(THE TASK):
Transcribe the data that follows precisely, omitting nothing.

(Records contained in a dataset):
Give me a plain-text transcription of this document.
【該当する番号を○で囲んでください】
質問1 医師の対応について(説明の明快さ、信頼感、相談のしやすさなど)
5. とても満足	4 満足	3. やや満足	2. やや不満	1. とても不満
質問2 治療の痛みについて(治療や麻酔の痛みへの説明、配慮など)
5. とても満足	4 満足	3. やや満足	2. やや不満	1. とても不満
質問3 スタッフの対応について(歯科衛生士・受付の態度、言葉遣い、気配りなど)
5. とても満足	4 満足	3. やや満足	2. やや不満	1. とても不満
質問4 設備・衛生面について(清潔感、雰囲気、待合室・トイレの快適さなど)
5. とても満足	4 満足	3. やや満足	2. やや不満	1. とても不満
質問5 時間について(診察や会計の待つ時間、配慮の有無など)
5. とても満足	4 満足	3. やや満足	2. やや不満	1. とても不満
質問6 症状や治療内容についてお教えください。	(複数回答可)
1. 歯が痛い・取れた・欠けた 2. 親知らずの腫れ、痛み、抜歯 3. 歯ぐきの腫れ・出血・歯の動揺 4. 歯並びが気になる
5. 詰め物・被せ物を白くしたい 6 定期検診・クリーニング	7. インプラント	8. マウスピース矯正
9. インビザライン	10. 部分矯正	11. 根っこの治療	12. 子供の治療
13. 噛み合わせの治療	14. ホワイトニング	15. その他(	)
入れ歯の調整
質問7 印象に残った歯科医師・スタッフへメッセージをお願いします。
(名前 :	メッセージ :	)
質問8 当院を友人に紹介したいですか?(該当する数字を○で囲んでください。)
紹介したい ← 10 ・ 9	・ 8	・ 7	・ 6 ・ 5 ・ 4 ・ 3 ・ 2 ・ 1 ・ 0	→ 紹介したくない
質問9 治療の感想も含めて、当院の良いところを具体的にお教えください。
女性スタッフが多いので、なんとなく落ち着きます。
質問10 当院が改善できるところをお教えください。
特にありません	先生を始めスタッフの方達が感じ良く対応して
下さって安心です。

(RESPONSE):
Give me a plain-text transcription of this document.
【該当する番号を○で囲んでください】
質問1 医師の対応について(説明の明快さ、信頼感、相談のしやすさなど)
5. とても満足	4 満足	3. やや満足	2. やや不満	1. とても不満
質問2 治療の痛みについて(治療や麻酔の痛みへの説明、配慮など)
5. とても満足	4 満足	3. やや満足	2. やや不満	1. とても不満
質問3 スタッフの対応について(歯科衛生士・受付の態度、言葉遣い、気配りなど)
5. とても満足	4 満足	3. やや満足	2. やや不満	1. とても不満
質問4 設備・衛生面について(清潔感、雰囲気、待合室・トイレの快適さなど)
5. とても満足	4 満足	3. やや満足	2. やや不満	1. とても不満
質問5 時間について(診察や会計の待つ時間、配慮の有無など)
5. とても満足	4 満足	3. やや満足	2. やや不満	1. とても不満
質問6 症状や治療内容についてお教えください。	(複数回答可)
1. 歯が痛い・取れた・欠けた 2. 親知らずの腫れ、痛み、抜歯 3. 歯ぐきの腫れ・出血・歯の動揺 4. 歯並びが気になる
5. 詰め物・被せ物を白くしたい 6 定期検診・クリーニング	7. インプラント	8. マウスピース矯正
9. インビザライン	10. 部分矯正	11. 根っこの治療	12. 子供の治療
13. 噛み合わせの治療	14. ホワイトニング	15. その他(	)
入れ歯の調整
質問7 印象に残った歯科医師・スタッフへメッセージをお願いします。
(名前 :	メッセージ :	)
質問8 当院を友人に紹介したいですか?(該当する数字を○で囲んでください。)
紹介したい ← 10 ・ 9	・ 8	・ 7	・ 6 ・ 5 ・ 4 ・ 3 ・ 2 ・ 1 ・ 0	→ 紹介したくない
質問9 治療の感想も含めて、当院の良いところを具体的にお教えください。
女性スタッフが多いので、なんとなく落ち着きます。
質問10 当院が改善できるところをお教えください。
特にありません	先生を始めスタッフの方達が感じ良く対応して
下さって安心です。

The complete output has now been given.